§ Given request
Every record should be repeated exactly, except that pictures are left out.

--- begin Data for processing ---

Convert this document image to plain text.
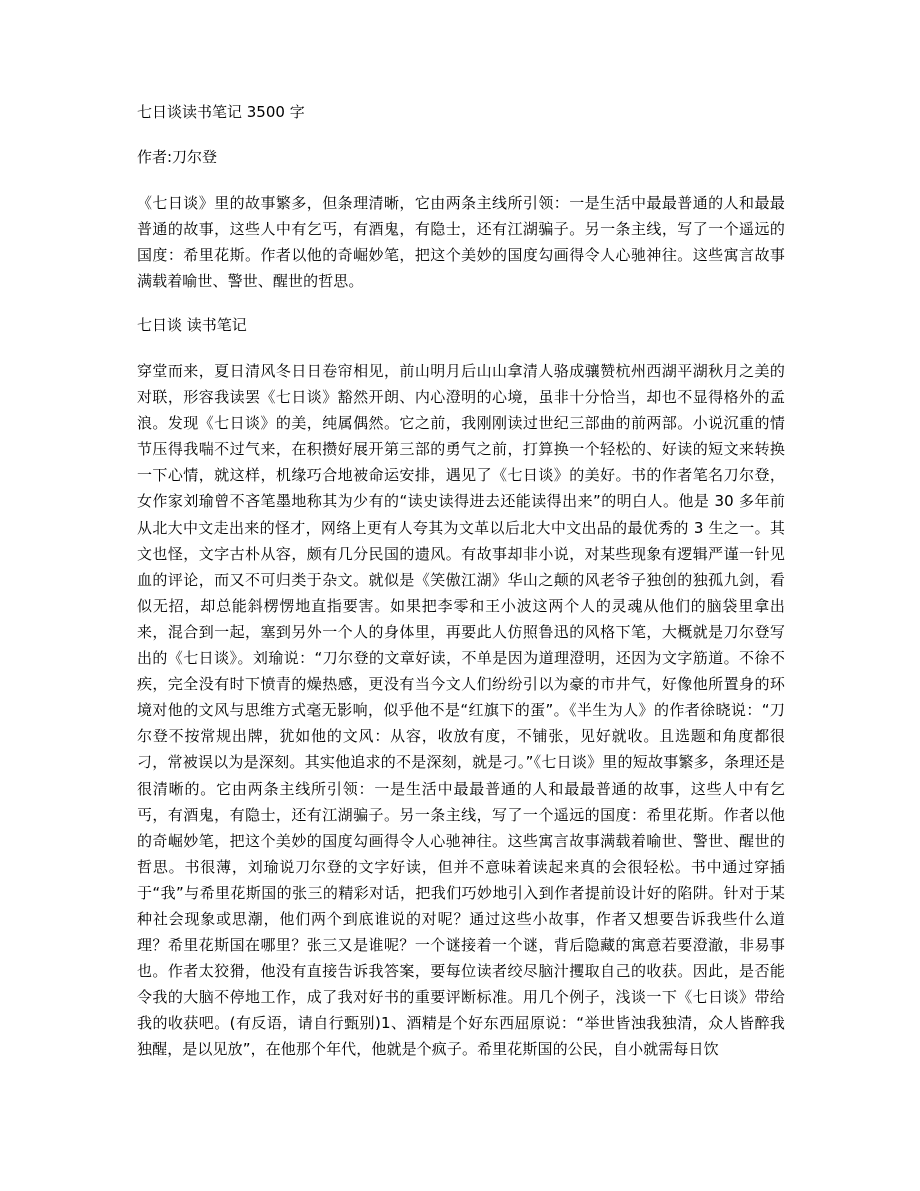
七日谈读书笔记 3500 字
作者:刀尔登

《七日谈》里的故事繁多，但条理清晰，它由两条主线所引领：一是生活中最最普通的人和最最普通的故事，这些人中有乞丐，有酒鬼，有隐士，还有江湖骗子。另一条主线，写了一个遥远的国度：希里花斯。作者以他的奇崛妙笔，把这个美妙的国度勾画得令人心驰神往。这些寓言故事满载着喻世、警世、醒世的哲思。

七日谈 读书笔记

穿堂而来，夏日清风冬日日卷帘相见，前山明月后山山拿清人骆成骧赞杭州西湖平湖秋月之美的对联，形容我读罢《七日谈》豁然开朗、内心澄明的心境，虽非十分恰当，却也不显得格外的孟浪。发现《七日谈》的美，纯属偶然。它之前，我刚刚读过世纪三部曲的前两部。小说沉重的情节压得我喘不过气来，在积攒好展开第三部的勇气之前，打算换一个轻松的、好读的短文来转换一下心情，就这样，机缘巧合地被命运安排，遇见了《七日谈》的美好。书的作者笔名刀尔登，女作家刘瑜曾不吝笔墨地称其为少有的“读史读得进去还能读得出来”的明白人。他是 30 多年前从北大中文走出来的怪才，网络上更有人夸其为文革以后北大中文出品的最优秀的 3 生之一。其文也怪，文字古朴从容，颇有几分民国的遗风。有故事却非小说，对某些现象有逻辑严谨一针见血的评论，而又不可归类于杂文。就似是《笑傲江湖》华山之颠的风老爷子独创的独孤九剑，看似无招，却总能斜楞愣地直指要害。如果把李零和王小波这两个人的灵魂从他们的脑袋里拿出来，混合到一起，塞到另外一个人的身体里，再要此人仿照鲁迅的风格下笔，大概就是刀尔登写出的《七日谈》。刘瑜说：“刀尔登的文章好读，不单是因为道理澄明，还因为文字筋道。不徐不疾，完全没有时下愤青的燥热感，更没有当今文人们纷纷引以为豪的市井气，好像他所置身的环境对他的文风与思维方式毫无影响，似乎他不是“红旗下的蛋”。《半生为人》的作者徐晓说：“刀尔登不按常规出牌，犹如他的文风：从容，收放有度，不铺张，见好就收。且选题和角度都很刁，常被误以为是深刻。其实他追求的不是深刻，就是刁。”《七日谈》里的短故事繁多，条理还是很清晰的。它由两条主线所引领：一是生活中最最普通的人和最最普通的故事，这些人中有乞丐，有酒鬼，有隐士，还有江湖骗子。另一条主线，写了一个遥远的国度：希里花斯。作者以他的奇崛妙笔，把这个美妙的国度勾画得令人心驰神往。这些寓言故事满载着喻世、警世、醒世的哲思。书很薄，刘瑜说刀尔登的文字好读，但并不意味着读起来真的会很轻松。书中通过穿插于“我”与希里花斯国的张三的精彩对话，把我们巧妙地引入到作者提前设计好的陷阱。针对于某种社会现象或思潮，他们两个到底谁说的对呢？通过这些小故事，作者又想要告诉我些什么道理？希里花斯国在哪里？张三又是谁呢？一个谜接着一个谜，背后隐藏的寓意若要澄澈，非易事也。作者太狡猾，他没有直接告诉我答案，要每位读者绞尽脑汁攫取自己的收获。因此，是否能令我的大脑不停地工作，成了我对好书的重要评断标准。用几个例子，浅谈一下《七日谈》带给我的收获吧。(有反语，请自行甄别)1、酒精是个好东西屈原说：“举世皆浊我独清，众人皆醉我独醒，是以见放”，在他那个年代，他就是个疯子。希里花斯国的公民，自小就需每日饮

--- end Data for processing ---

§ Answer to the exercise
Convert this document image to plain text.
七日谈读书笔记 3500 字
作者:刀尔登

《七日谈》里的故事繁多，但条理清晰，它由两条主线所引领：一是生活中最最普通的人和最最普通的故事，这些人中有乞丐，有酒鬼，有隐士，还有江湖骗子。另一条主线，写了一个遥远的国度：希里花斯。作者以他的奇崛妙笔，把这个美妙的国度勾画得令人心驰神往。这些寓言故事满载着喻世、警世、醒世的哲思。

七日谈 读书笔记

穿堂而来，夏日清风冬日日卷帘相见，前山明月后山山拿清人骆成骧赞杭州西湖平湖秋月之美的对联，形容我读罢《七日谈》豁然开朗、内心澄明的心境，虽非十分恰当，却也不显得格外的孟浪。发现《七日谈》的美，纯属偶然。它之前，我刚刚读过世纪三部曲的前两部。小说沉重的情节压得我喘不过气来，在积攒好展开第三部的勇气之前，打算换一个轻松的、好读的短文来转换一下心情，就这样，机缘巧合地被命运安排，遇见了《七日谈》的美好。书的作者笔名刀尔登，女作家刘瑜曾不吝笔墨地称其为少有的“读史读得进去还能读得出来”的明白人。他是 30 多年前从北大中文走出来的怪才，网络上更有人夸其为文革以后北大中文出品的最优秀的 3 生之一。其文也怪，文字古朴从容，颇有几分民国的遗风。有故事却非小说，对某些现象有逻辑严谨一针见血的评论，而又不可归类于杂文。就似是《笑傲江湖》华山之颠的风老爷子独创的独孤九剑，看似无招，却总能斜楞愣地直指要害。如果把李零和王小波这两个人的灵魂从他们的脑袋里拿出来，混合到一起，塞到另外一个人的身体里，再要此人仿照鲁迅的风格下笔，大概就是刀尔登写出的《七日谈》。刘瑜说：“刀尔登的文章好读，不单是因为道理澄明，还因为文字筋道。不徐不疾，完全没有时下愤青的燥热感，更没有当今文人们纷纷引以为豪的市井气，好像他所置身的环境对他的文风与思维方式毫无影响，似乎他不是“红旗下的蛋”。《半生为人》的作者徐晓说：“刀尔登不按常规出牌，犹如他的文风：从容，收放有度，不铺张，见好就收。且选题和角度都很刁，常被误以为是深刻。其实他追求的不是深刻，就是刁。”《七日谈》里的短故事繁多，条理还是很清晰的。它由两条主线所引领：一是生活中最最普通的人和最最普通的故事，这些人中有乞丐，有酒鬼，有隐士，还有江湖骗子。另一条主线，写了一个遥远的国度：希里花斯。作者以他的奇崛妙笔，把这个美妙的国度勾画得令人心驰神往。这些寓言故事满载着喻世、警世、醒世的哲思。书很薄，刘瑜说刀尔登的文字好读，但并不意味着读起来真的会很轻松。书中通过穿插于“我”与希里花斯国的张三的精彩对话，把我们巧妙地引入到作者提前设计好的陷阱。针对于某种社会现象或思潮，他们两个到底谁说的对呢？通过这些小故事，作者又想要告诉我些什么道理？希里花斯国在哪里？张三又是谁呢？一个谜接着一个谜，背后隐藏的寓意若要澄澈，非易事也。作者太狡猾，他没有直接告诉我答案，要每位读者绞尽脑汁攫取自己的收获。因此，是否能令我的大脑不停地工作，成了我对好书的重要评断标准。用几个例子，浅谈一下《七日谈》带给我的收获吧。(有反语，请自行甄别)1、酒精是个好东西屈原说：“举世皆浊我独清，众人皆醉我独醒，是以见放”，在他那个年代，他就是个疯子。希里花斯国的公民，自小就需每日饮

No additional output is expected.